** Start Provided entries **

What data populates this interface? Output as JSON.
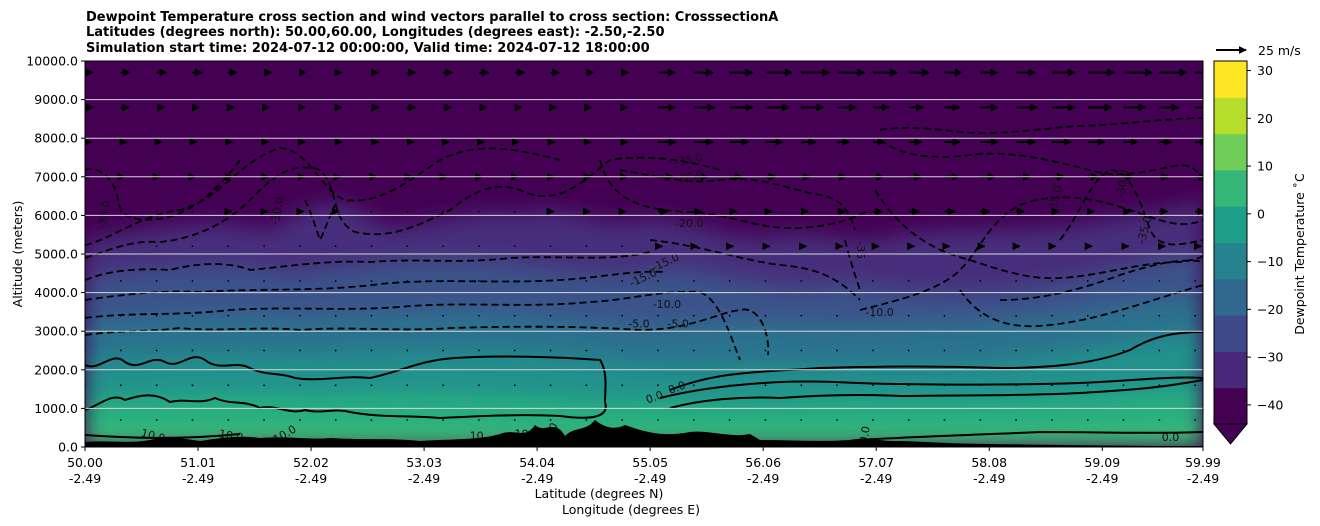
{
  "chart_data": {
    "type": "contour",
    "title_lines": [
      "Dewpoint Temperature cross section and wind vectors parallel to cross section: CrosssectionA",
      "Latitudes (degrees north): 50.00,60.00, Longitudes (degrees east): -2.50,-2.50",
      "Simulation start time: 2024-07-12 00:00:00, Valid time: 2024-07-12 18:00:00"
    ],
    "ylabel": "Altitude (meters)",
    "xlabel_lat": "Latitude (degrees N)",
    "xlabel_lon": "Longitude (degrees E)",
    "x_ticks": [
      {
        "lat": "50.00",
        "lon": "-2.49"
      },
      {
        "lat": "51.01",
        "lon": "-2.49"
      },
      {
        "lat": "52.02",
        "lon": "-2.49"
      },
      {
        "lat": "53.03",
        "lon": "-2.49"
      },
      {
        "lat": "54.04",
        "lon": "-2.49"
      },
      {
        "lat": "55.05",
        "lon": "-2.49"
      },
      {
        "lat": "56.06",
        "lon": "-2.49"
      },
      {
        "lat": "57.07",
        "lon": "-2.49"
      },
      {
        "lat": "58.08",
        "lon": "-2.49"
      },
      {
        "lat": "59.09",
        "lon": "-2.49"
      },
      {
        "lat": "59.99",
        "lon": "-2.49"
      }
    ],
    "xlim": [
      50.0,
      59.99
    ],
    "y_ticks": [
      "0.0",
      "1000.0",
      "2000.0",
      "3000.0",
      "4000.0",
      "5000.0",
      "6000.0",
      "7000.0",
      "8000.0",
      "9000.0",
      "10000.0"
    ],
    "ylim": [
      0,
      10000
    ],
    "grid_horizontal": true,
    "colorbar": {
      "label": "Dewpoint Temperature ˚C",
      "range": [
        -44,
        32
      ],
      "ticks": [
        "30",
        "20",
        "10",
        "0",
        "−10",
        "−20",
        "−30",
        "−40"
      ],
      "tick_values": [
        30,
        20,
        10,
        0,
        -10,
        -20,
        -30,
        -40
      ],
      "colormap": [
        "#440154",
        "#482878",
        "#3e4989",
        "#31688e",
        "#26828e",
        "#1f9e89",
        "#35b779",
        "#6ece58",
        "#b5de2b",
        "#fde725"
      ],
      "extend": "min"
    },
    "quiver_key": {
      "label": "25 m/s",
      "speed": 25
    },
    "contour_labels": [
      {
        "text": "-35.0",
        "lat": 50.2,
        "alt": 6000,
        "rot": -80
      },
      {
        "text": "-30.0",
        "lat": 51.75,
        "alt": 6100,
        "rot": -80
      },
      {
        "text": "-35.0",
        "lat": 55.4,
        "alt": 7350,
        "rot": -10
      },
      {
        "text": "-30.0",
        "lat": 55.4,
        "alt": 6900,
        "rot": -10
      },
      {
        "text": "-20.0",
        "lat": 55.4,
        "alt": 5700,
        "rot": 0
      },
      {
        "text": "-15.0",
        "lat": 55.0,
        "alt": 4300,
        "rot": -25
      },
      {
        "text": "-15.0",
        "lat": 55.2,
        "alt": 4700,
        "rot": -25
      },
      {
        "text": "-10.0",
        "lat": 55.2,
        "alt": 3600,
        "rot": 0
      },
      {
        "text": "-5.0",
        "lat": 54.95,
        "alt": 3100,
        "rot": 0
      },
      {
        "text": "-5.0",
        "lat": 55.3,
        "alt": 3100,
        "rot": 0
      },
      {
        "text": "-10.0",
        "lat": 57.1,
        "alt": 3400,
        "rot": 0
      },
      {
        "text": "-35",
        "lat": 56.9,
        "alt": 5100,
        "rot": 90
      },
      {
        "text": "-35.0",
        "lat": 58.7,
        "alt": 6400,
        "rot": -80
      },
      {
        "text": "-30.0",
        "lat": 59.3,
        "alt": 6800,
        "rot": -80
      },
      {
        "text": "-35.0",
        "lat": 59.5,
        "alt": 5600,
        "rot": -75
      },
      {
        "text": "0.0",
        "lat": 55.1,
        "alt": 1200,
        "rot": -20
      },
      {
        "text": "0.0",
        "lat": 55.3,
        "alt": 1450,
        "rot": -20
      },
      {
        "text": "10.0",
        "lat": 50.6,
        "alt": 200,
        "rot": 15
      },
      {
        "text": "10.0",
        "lat": 51.3,
        "alt": 200,
        "rot": 10
      },
      {
        "text": "10.0",
        "lat": 51.8,
        "alt": 250,
        "rot": -30
      },
      {
        "text": "10",
        "lat": 53.5,
        "alt": 200,
        "rot": 0
      },
      {
        "text": "10",
        "lat": 53.9,
        "alt": 250,
        "rot": 0
      },
      {
        "text": "10",
        "lat": 54.2,
        "alt": 400,
        "rot": -60
      },
      {
        "text": "0.0",
        "lat": 57.0,
        "alt": 300,
        "rot": -80
      },
      {
        "text": "0.0",
        "lat": 59.7,
        "alt": 150,
        "rot": 0
      }
    ]
  }
}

** End Provided entries **

- Instructions for the task
Scan the listing above. Collect all lines with the word "Temperature".

- Output of the exercise
      "Dewpoint Temperature cross section and wind vectors parallel to cross section: CrosssectionA",
      "label": "Dewpoint Temperature ˚C",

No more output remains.